Work to be completed:
Count the lines below that contain the word "title" and give only the number.

## start Material for the task

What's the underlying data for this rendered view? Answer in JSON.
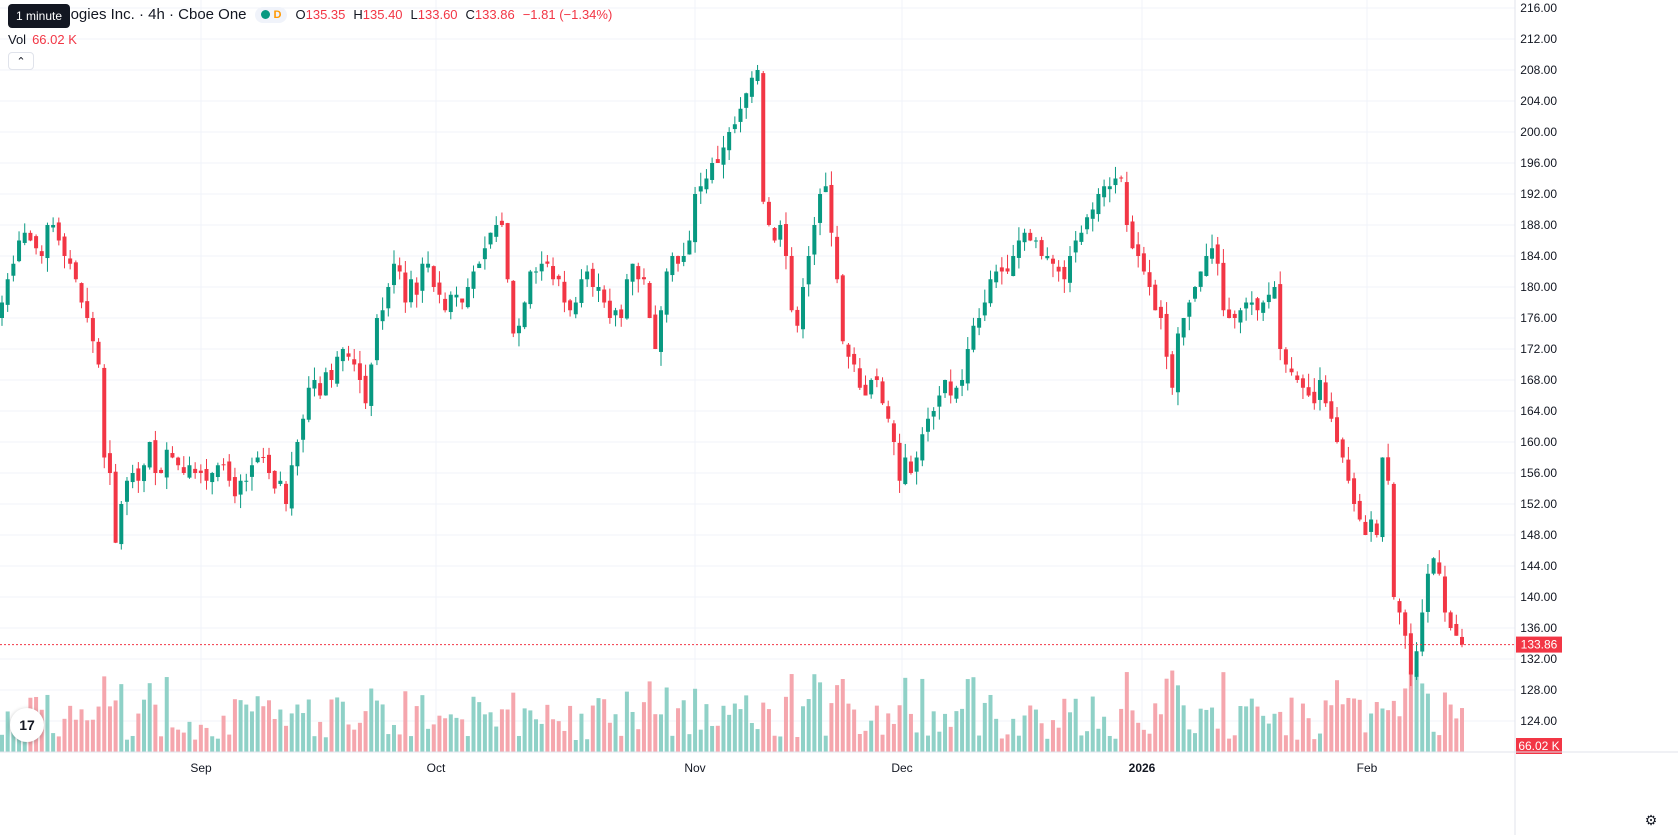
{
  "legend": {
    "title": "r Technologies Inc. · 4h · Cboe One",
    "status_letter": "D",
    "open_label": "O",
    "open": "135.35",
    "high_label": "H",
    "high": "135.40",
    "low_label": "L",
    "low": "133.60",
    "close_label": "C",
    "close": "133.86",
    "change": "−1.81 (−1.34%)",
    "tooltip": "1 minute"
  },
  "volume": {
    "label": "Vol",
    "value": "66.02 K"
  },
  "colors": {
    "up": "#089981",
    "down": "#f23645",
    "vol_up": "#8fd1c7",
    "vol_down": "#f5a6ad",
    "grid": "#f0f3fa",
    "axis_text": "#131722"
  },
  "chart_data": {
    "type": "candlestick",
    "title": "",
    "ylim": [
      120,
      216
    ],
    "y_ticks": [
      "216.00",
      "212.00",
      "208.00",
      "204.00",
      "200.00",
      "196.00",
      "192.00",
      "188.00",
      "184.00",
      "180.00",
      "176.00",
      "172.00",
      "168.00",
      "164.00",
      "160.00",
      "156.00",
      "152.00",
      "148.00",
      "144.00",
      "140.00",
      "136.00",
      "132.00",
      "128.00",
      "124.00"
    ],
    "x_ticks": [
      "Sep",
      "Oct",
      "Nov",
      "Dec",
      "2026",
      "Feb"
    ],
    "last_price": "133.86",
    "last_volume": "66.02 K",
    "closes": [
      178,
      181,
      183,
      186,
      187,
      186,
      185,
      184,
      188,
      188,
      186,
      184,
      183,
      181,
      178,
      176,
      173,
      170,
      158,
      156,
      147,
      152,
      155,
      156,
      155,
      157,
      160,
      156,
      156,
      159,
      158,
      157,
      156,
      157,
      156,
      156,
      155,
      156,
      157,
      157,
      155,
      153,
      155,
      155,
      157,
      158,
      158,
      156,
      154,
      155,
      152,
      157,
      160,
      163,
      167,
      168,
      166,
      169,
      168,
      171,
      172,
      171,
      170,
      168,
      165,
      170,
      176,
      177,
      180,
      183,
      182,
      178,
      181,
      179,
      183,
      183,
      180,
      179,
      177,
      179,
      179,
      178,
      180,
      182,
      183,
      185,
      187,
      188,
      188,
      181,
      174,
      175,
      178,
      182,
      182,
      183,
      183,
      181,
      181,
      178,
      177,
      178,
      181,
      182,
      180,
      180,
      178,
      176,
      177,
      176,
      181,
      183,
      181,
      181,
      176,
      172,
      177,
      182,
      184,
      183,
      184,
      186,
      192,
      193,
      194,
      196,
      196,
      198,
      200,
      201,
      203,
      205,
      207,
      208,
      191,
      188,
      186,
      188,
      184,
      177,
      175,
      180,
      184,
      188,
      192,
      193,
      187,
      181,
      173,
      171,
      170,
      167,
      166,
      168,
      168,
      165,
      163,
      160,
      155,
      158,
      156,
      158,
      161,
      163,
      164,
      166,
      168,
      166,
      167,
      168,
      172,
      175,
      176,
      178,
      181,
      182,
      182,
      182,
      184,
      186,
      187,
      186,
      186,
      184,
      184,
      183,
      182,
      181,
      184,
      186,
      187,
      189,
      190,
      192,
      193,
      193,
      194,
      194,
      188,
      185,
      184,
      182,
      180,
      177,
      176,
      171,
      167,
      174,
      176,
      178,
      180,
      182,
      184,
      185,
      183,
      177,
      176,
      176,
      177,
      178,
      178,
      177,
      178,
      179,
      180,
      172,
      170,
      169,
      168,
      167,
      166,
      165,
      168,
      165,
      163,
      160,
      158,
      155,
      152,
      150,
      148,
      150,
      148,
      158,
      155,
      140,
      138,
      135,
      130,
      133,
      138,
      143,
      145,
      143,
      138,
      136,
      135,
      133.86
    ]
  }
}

## end Material for the task

Reply to the exercise:
2